Input for this task:
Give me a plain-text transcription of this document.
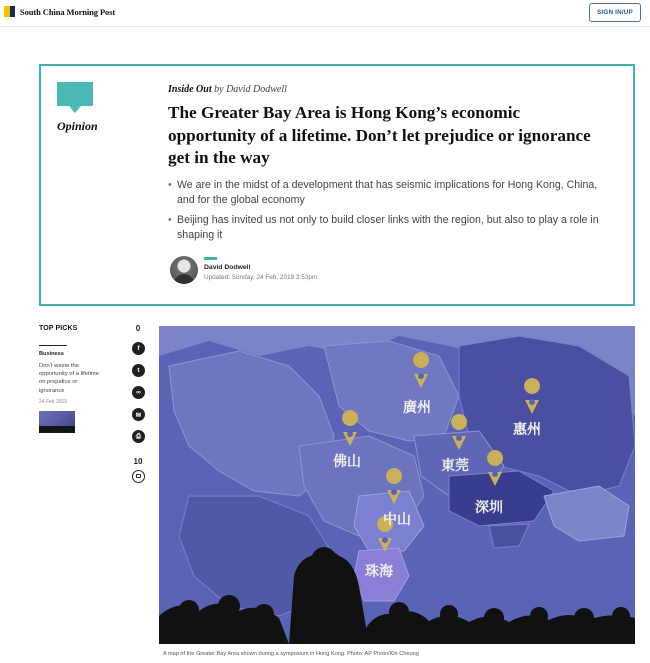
South China Morning Post	SIGN IN/UP
Opinion
Inside Out by David Dodwell
The Greater Bay Area is Hong Kong’s economic opportunity of a lifetime. Don’t let prejudice or ignorance get in the way
• We are in the midst of a development that has seismic implications for Hong Kong, China, and for the global economy
• Beijing has invited us not only to build closer links with the region, but also to play a role in shaping it
David Dodwell
Updated: Sunday, 24 Feb, 2019 3:53pm
TOP PICKS
Business
Don’t waste the opportunity of a lifetime on prejudice or ignorance
24 Feb 2019
0
f
t
∞
✉
⎙
10
廣州
惠州
佛山	東莞
深圳
中山
珠海
A map of the Greater Bay Area shown during a symposium in Hong Kong. Photo: AP Photo/Kin Cheung
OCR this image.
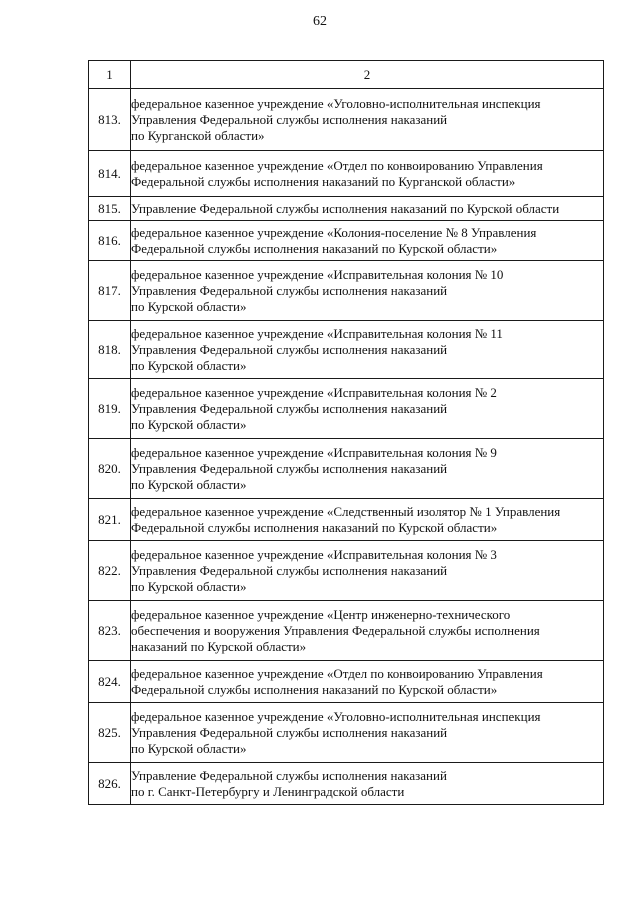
62
1	2
813.	федеральное казенное учреждение «Уголовно-исполнительная инспекция
Управления Федеральной службы исполнения наказаний
по Курганской области»

814.	федеральное казенное учреждение «Отдел по конвоированию Управления
Федеральной службы исполнения наказаний по Курганской области»

815.	Управление Федеральной службы исполнения наказаний по Курской области

816.	федеральное казенное учреждение «Колония-поселение № 8 Управления
Федеральной службы исполнения наказаний по Курской области»

817.	федеральное казенное учреждение «Исправительная колония № 10
Управления Федеральной службы исполнения наказаний
по Курской области»

818.	федеральное казенное учреждение «Исправительная колония № 11
Управления Федеральной службы исполнения наказаний
по Курской области»

819.	федеральное казенное учреждение «Исправительная колония № 2
Управления Федеральной службы исполнения наказаний
по Курской области»

820.	федеральное казенное учреждение «Исправительная колония № 9
Управления Федеральной службы исполнения наказаний
по Курской области»

821.	федеральное казенное учреждение «Следственный изолятор № 1 Управления
Федеральной службы исполнения наказаний по Курской области»

822.	федеральное казенное учреждение «Исправительная колония № 3
Управления Федеральной службы исполнения наказаний
по Курской области»

823.	федеральное казенное учреждение «Центр инженерно-технического
обеспечения и вооружения Управления Федеральной службы исполнения
наказаний по Курской области»

824.	федеральное казенное учреждение «Отдел по конвоированию Управления
Федеральной службы исполнения наказаний по Курской области»

825.	федеральное казенное учреждение «Уголовно-исполнительная инспекция
Управления Федеральной службы исполнения наказаний
по Курской области»

826.	Управление Федеральной службы исполнения наказаний
по г. Санкт-Петербургу и Ленинградской области
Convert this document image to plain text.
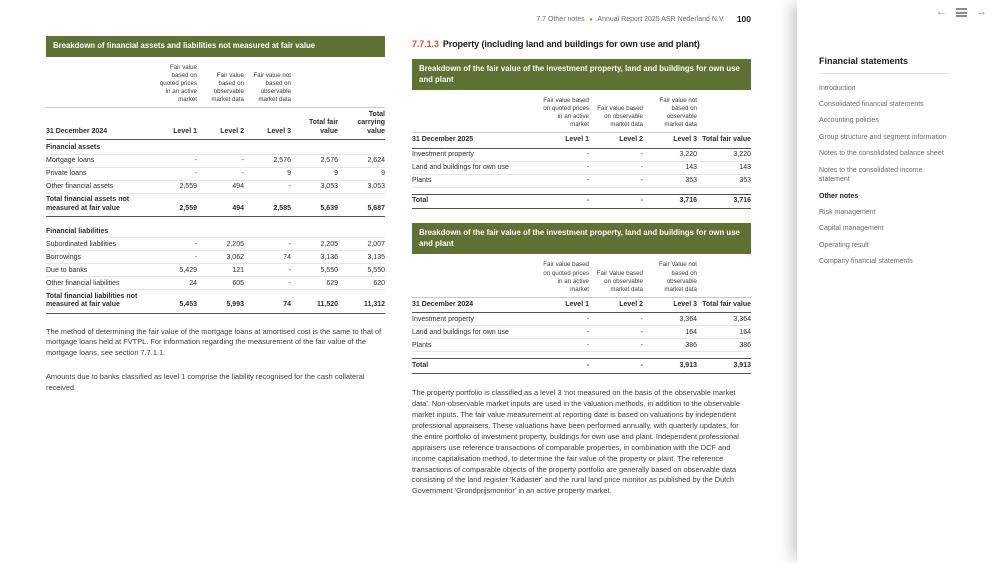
7.7 Other notes • Annual Report 2025 ASR Nederland N.V. 100
Breakdown of financial assets and liabilities not measured at fair value
	Fair value based on quoted prices in an active market	Fair value based on observable market data	Fair value not based on observable market data		
31 December 2024	Level 1	Level 2	Level 3	Total fair value	Total carrying value
Financial assets					
Mortgage loans	-	-	2,576	2,576	2,624
Private loans	-	-	9	9	9
Other financial assets	2,559	494	-	3,053	3,053
Total financial assets not measured at fair value	2,559	494	2,585	5,639	5,687

Financial liabilities					
Subordinated liabilities	-	2,205	-	2,205	2,007
Borrowings	-	3,062	74	3,136	3,135
Due to banks	5,429	121	-	5,550	5,550
Other financial liabilities	24	605	-	629	620
Total financial liabilities not measured at fair value	5,453	5,993	74	11,520	11,312

The method of determining the fair value of the mortgage loans at amortised cost is the same to that of mortgage loans held at FVTPL. For information regarding the measurement of the fair value of the mortgage loans, see section 7.7.1.1.

Amounts due to banks classified as level 1 comprise the liability recognised for the cash collateral received.

7.7.1.3 Property (including land and buildings for own use and plant)
Breakdown of the fair value of the investment property, land and buildings for own use and plant
	Fair value based on quoted prices in an active market	Fair value based on observable market data	Fair value not based on observable market data	
31 December 2025	Level 1	Level 2	Level 3	Total fair value
Investment property	-	-	3,220	3,220
Land and buildings for own use	-	-	143	143
Plants	-	-	353	353

Total	-	-	3,716	3,716
Breakdown of the fair value of the investment property, land and buildings for own use and plant
	Fair value based on quoted prices in an active market	Fair Value based on observable market data	Fair Value not based on observable market data	
31 December 2024	Level 1	Level 2	Level 3	Total fair value
Investment property	-	-	3,364	3,364
Land and buildings for own use	-	-	164	164
Plants	-	-	386	386

Total	-	-	3,913	3,913

The property portfolio is classified as a level 3 'not measured on the basis of the observable market data'. Non-observable market inputs are used in the valuation methods, in addition to the observable market inputs. The fair value measurement at reporting date is based on valuations by independent professional appraisers. These valuations have been performed annually, with quarterly updates, for the entire portfolio of investment property, buildings for own use and plant. Independent professional appraisers use reference transactions of comparable properties, in combination with the DCF and income capitalisation method, to determine the fair value of the property or plant. The reference transactions of comparable objects of the property portfolio are generally based on observable data consisting of the land register 'Kadaster' and the rural land price monitor as published by the Dutch Government 'Grondprijsmonitor' in an active property market.

←	→
Financial statements
Introduction
Consolidated financial statements
Accounting policies
Group structure and segment information
Notes to the consolidated balance sheet
Notes to the consolidated income statement
Other notes
Risk management
Capital management
Operating result
Company financial statements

Task description:
Copy each line that contains the word "December".

Problem solution:
31 December 2024	Level 1	Level 2	Level 3	Total fair value	Total carrying value
31 December 2025	Level 1	Level 2	Level 3	Total fair value
31 December 2024	Level 1	Level 2	Level 3	Total fair value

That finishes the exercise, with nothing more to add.